__Short task__. From the entries that follow, gather each line holding the word "name".

__Information provided__.
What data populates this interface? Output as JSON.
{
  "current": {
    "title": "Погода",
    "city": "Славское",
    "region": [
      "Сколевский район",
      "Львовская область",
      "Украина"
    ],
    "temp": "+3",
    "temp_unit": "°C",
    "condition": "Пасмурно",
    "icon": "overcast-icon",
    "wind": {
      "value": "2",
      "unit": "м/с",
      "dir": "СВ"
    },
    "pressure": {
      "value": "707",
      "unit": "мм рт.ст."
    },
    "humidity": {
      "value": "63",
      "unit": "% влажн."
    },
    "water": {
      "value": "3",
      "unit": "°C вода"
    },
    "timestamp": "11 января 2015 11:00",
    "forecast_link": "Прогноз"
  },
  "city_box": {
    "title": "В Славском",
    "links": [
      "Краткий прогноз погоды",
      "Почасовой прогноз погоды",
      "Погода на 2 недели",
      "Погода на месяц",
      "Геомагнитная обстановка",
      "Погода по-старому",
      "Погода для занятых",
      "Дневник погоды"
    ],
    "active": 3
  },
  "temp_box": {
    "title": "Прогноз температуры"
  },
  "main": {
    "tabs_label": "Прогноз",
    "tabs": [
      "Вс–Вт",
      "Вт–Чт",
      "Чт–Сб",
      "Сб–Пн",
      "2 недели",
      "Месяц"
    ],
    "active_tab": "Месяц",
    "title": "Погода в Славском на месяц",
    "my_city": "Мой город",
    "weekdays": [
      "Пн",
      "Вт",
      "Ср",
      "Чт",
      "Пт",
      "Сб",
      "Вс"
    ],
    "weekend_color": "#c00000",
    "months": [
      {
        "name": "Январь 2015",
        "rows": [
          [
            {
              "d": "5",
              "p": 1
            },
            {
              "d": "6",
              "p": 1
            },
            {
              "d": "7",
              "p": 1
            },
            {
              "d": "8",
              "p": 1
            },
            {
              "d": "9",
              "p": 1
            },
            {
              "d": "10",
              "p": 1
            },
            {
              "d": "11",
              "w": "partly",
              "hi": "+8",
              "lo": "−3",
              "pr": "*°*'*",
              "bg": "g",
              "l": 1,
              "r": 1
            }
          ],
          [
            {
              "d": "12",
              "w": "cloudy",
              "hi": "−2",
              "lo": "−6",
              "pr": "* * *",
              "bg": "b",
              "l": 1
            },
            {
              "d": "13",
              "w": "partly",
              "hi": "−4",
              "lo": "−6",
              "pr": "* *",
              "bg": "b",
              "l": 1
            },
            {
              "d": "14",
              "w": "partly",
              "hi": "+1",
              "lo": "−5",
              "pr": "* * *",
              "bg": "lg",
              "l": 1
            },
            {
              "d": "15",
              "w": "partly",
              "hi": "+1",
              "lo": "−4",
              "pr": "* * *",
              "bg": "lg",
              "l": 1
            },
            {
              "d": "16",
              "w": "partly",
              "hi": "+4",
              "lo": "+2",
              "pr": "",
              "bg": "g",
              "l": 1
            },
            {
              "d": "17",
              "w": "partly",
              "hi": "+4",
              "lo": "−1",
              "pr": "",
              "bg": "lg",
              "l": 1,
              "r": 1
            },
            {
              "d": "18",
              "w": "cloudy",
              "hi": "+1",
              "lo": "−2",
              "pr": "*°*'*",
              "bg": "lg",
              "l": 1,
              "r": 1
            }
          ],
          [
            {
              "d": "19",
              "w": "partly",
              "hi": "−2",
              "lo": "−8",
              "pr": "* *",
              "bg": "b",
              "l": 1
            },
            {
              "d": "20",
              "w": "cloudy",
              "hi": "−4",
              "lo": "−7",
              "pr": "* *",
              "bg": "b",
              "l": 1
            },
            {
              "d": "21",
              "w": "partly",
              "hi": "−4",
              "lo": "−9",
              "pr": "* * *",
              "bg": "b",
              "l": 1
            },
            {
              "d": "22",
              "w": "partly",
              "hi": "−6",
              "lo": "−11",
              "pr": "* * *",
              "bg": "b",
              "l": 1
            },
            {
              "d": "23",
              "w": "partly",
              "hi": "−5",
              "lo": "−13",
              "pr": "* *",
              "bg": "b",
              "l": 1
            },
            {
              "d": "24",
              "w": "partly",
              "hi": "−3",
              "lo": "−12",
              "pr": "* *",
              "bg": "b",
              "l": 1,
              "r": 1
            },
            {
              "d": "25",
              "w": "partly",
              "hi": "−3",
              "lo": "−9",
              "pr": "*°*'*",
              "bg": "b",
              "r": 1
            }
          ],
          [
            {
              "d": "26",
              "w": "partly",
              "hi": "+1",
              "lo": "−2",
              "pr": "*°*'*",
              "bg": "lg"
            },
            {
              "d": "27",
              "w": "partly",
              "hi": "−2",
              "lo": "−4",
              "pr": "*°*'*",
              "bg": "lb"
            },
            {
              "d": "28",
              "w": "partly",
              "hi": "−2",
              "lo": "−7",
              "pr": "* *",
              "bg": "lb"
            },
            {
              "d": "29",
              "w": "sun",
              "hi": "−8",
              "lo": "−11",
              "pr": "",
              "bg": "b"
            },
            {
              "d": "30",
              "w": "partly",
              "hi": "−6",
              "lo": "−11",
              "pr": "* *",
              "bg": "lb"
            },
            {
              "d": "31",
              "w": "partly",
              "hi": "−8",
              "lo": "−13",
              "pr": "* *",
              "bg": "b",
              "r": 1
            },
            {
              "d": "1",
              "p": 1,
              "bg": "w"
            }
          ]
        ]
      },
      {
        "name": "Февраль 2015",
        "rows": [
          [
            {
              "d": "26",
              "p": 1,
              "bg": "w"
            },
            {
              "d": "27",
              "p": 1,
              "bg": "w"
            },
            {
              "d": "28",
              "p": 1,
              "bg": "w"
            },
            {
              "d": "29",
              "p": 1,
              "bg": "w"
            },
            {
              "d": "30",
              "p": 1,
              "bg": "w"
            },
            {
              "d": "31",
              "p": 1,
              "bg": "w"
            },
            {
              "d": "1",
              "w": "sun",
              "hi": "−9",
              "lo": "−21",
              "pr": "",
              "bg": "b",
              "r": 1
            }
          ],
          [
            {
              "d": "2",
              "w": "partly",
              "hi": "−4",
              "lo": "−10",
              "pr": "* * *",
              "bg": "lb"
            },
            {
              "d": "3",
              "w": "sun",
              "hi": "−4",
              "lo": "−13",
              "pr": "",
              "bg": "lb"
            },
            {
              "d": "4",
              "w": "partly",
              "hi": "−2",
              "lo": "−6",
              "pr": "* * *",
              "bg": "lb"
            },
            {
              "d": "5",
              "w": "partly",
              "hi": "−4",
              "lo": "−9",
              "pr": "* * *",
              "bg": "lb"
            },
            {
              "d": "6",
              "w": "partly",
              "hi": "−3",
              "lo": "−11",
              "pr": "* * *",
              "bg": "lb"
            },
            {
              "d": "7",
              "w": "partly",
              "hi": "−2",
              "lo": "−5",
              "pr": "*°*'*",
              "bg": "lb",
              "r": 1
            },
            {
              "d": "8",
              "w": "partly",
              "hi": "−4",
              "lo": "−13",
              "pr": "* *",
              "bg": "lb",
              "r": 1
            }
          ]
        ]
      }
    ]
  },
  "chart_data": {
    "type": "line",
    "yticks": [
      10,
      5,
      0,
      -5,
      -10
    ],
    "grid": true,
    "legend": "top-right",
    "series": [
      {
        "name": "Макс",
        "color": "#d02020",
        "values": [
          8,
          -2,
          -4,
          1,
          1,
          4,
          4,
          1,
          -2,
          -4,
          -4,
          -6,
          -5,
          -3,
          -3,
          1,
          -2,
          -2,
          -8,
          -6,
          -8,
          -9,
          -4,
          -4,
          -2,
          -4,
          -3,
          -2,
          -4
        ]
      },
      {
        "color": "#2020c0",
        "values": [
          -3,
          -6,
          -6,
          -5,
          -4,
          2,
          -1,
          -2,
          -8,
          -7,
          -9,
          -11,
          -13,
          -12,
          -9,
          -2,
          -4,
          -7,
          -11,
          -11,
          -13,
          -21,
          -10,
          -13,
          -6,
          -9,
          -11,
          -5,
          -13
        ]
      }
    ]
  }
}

__Solution to this exercise__.
        "name": "Январь 2015",
        "name": "Февраль 2015",
        "name": "Макс",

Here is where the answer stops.